Each entry below should be reproduced character for character.

■ ■ ■ ■ ■

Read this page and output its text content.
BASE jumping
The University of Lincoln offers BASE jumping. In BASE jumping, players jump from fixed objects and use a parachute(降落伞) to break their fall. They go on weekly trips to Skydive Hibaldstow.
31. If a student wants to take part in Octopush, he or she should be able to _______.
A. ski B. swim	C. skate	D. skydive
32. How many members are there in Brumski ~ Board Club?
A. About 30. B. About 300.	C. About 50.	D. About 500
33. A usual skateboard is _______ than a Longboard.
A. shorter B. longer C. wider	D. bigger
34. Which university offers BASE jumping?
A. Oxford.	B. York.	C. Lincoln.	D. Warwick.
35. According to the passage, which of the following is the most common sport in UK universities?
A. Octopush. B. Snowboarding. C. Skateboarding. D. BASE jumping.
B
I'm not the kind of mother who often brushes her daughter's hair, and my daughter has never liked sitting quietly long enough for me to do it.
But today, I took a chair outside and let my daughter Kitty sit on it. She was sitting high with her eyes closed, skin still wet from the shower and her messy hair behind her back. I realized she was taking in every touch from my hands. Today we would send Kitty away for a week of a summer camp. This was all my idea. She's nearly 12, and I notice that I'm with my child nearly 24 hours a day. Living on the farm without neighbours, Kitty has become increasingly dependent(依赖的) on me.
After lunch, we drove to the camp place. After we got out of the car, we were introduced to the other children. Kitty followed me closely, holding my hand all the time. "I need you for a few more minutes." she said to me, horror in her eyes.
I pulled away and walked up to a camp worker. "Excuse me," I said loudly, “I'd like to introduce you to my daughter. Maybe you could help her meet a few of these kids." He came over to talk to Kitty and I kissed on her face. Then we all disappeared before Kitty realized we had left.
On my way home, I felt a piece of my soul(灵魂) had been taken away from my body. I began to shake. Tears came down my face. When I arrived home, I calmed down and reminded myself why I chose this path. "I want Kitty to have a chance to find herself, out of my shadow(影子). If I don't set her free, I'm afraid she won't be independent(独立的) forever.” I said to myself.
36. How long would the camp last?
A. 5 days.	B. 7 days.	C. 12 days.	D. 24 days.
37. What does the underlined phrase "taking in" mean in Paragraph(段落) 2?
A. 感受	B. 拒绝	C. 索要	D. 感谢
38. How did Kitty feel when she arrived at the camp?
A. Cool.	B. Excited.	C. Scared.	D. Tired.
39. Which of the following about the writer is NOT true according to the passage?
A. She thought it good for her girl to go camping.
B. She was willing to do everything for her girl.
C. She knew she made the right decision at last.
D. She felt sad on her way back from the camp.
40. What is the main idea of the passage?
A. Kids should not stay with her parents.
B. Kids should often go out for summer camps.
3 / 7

■ ■ ■ ■ ■

▶ **OUTPUT OF THE TASK**:
Read this page and output its text content.
BASE jumping
The University of Lincoln offers BASE jumping. In BASE jumping, players jump from fixed objects and use a parachute(降落伞) to break their fall. They go on weekly trips to Skydive Hibaldstow.
31. If a student wants to take part in Octopush, he or she should be able to _______.
A. ski B. swim	C. skate	D. skydive
32. How many members are there in Brumski ~ Board Club?
A. About 30. B. About 300.	C. About 50.	D. About 500
33. A usual skateboard is _______ than a Longboard.
A. shorter B. longer C. wider	D. bigger
34. Which university offers BASE jumping?
A. Oxford.	B. York.	C. Lincoln.	D. Warwick.
35. According to the passage, which of the following is the most common sport in UK universities?
A. Octopush. B. Snowboarding. C. Skateboarding. D. BASE jumping.
B
I'm not the kind of mother who often brushes her daughter's hair, and my daughter has never liked sitting quietly long enough for me to do it.
But today, I took a chair outside and let my daughter Kitty sit on it. She was sitting high with her eyes closed, skin still wet from the shower and her messy hair behind her back. I realized she was taking in every touch from my hands. Today we would send Kitty away for a week of a summer camp. This was all my idea. She's nearly 12, and I notice that I'm with my child nearly 24 hours a day. Living on the farm without neighbours, Kitty has become increasingly dependent(依赖的) on me.
After lunch, we drove to the camp place. After we got out of the car, we were introduced to the other children. Kitty followed me closely, holding my hand all the time. "I need you for a few more minutes." she said to me, horror in her eyes.
I pulled away and walked up to a camp worker. "Excuse me," I said loudly, “I'd like to introduce you to my daughter. Maybe you could help her meet a few of these kids." He came over to talk to Kitty and I kissed on her face. Then we all disappeared before Kitty realized we had left.
On my way home, I felt a piece of my soul(灵魂) had been taken away from my body. I began to shake. Tears came down my face. When I arrived home, I calmed down and reminded myself why I chose this path. "I want Kitty to have a chance to find herself, out of my shadow(影子). If I don't set her free, I'm afraid she won't be independent(独立的) forever.” I said to myself.
36. How long would the camp last?
A. 5 days.	B. 7 days.	C. 12 days.	D. 24 days.
37. What does the underlined phrase "taking in" mean in Paragraph(段落) 2?
A. 感受	B. 拒绝	C. 索要	D. 感谢
38. How did Kitty feel when she arrived at the camp?
A. Cool.	B. Excited.	C. Scared.	D. Tired.
39. Which of the following about the writer is NOT true according to the passage?
A. She thought it good for her girl to go camping.
B. She was willing to do everything for her girl.
C. She knew she made the right decision at last.
D. She felt sad on her way back from the camp.
40. What is the main idea of the passage?
A. Kids should not stay with her parents.
B. Kids should often go out for summer camps.
3 / 7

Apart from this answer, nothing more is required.